━━ DATA TO PROCESS

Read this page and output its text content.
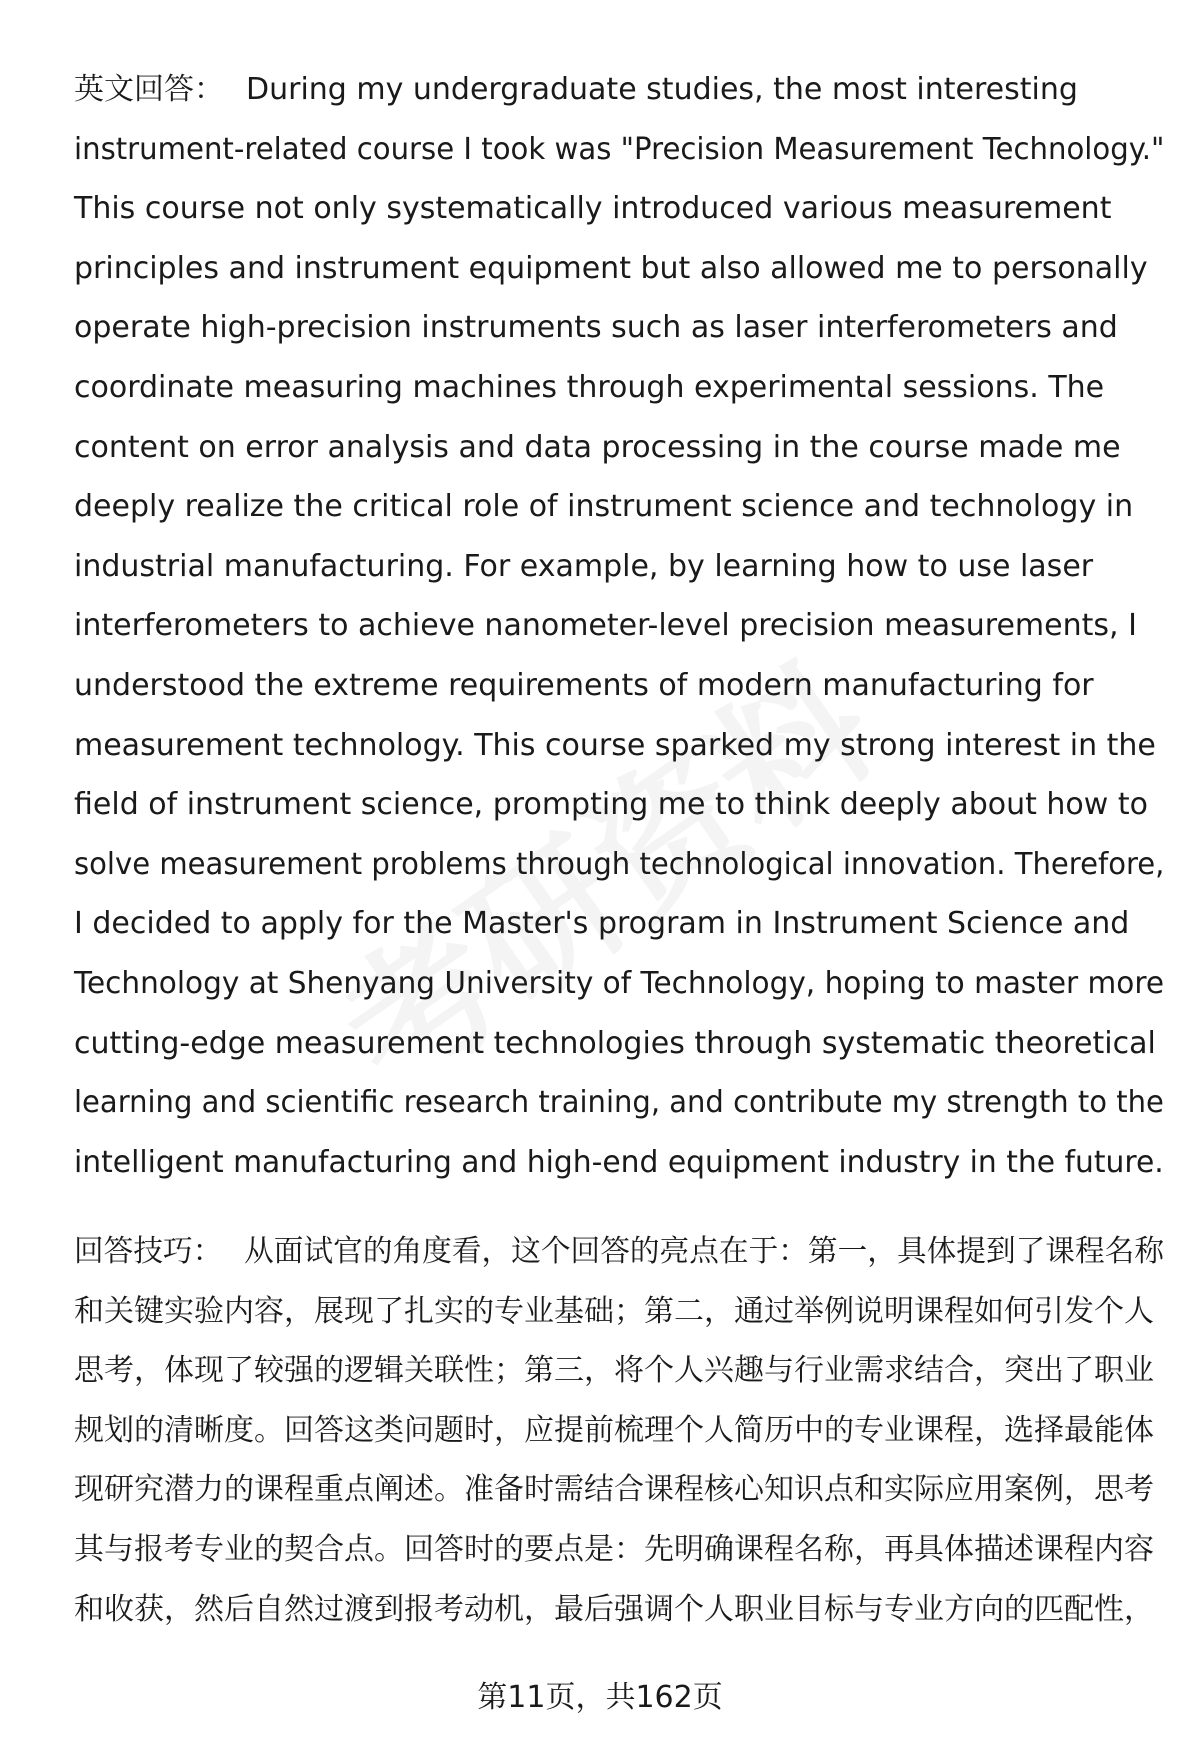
英文回答： During my undergraduate studies, the most interesting
instrument-related course I took was "Precision Measurement Technology."
This course not only systematically introduced various measurement
principles and instrument equipment but also allowed me to personally
operate high-precision instruments such as laser interferometers and
coordinate measuring machines through experimental sessions. The
content on error analysis and data processing in the course made me
deeply realize the critical role of instrument science and technology in
industrial manufacturing. For example, by learning how to use laser
interferometers to achieve nanometer-level precision measurements, I
understood the extreme requirements of modern manufacturing for
measurement technology. This course sparked my strong interest in the
field of instrument science, prompting me to think deeply about how to
solve measurement problems through technological innovation. Therefore,
I decided to apply for the Master's program in Instrument Science and
Technology at Shenyang University of Technology, hoping to master more
cutting-edge measurement technologies through systematic theoretical
learning and scientific research training, and contribute my strength to the
intelligent manufacturing and high-end equipment industry in the future.
回答技巧： 从面试官的角度看，这个回答的亮点在于：第一，具体提到了课程名称
和关键实验内容，展现了扎实的专业基础；第二，通过举例说明课程如何引发个人
思考，体现了较强的逻辑关联性；第三，将个人兴趣与行业需求结合，突出了职业
规划的清晰度。回答这类问题时，应提前梳理个人简历中的专业课程，选择最能体
现研究潜力的课程重点阐述。准备时需结合课程核心知识点和实际应用案例，思考
其与报考专业的契合点。回答时的要点是：先明确课程名称，再具体描述课程内容
和收获，然后自然过渡到报考动机，最后强调个人职业目标与专业方向的匹配性，
第11页，共162页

━━━━

Reproduce all of the data exactly, omitting each picture it holds.

Read this page and output its text content.
英文回答： During my undergraduate studies, the most interesting
instrument-related course I took was "Precision Measurement Technology."
This course not only systematically introduced various measurement
principles and instrument equipment but also allowed me to personally
operate high-precision instruments such as laser interferometers and
coordinate measuring machines through experimental sessions. The
content on error analysis and data processing in the course made me
deeply realize the critical role of instrument science and technology in
industrial manufacturing. For example, by learning how to use laser
interferometers to achieve nanometer-level precision measurements, I
understood the extreme requirements of modern manufacturing for
measurement technology. This course sparked my strong interest in the
field of instrument science, prompting me to think deeply about how to
solve measurement problems through technological innovation. Therefore,
I decided to apply for the Master's program in Instrument Science and
Technology at Shenyang University of Technology, hoping to master more
cutting-edge measurement technologies through systematic theoretical
learning and scientific research training, and contribute my strength to the
intelligent manufacturing and high-end equipment industry in the future.
回答技巧： 从面试官的角度看，这个回答的亮点在于：第一，具体提到了课程名称
和关键实验内容，展现了扎实的专业基础；第二，通过举例说明课程如何引发个人
思考，体现了较强的逻辑关联性；第三，将个人兴趣与行业需求结合，突出了职业
规划的清晰度。回答这类问题时，应提前梳理个人简历中的专业课程，选择最能体
现研究潜力的课程重点阐述。准备时需结合课程核心知识点和实际应用案例，思考
其与报考专业的契合点。回答时的要点是：先明确课程名称，再具体描述课程内容
和收获，然后自然过渡到报考动机，最后强调个人职业目标与专业方向的匹配性，
第11页，共162页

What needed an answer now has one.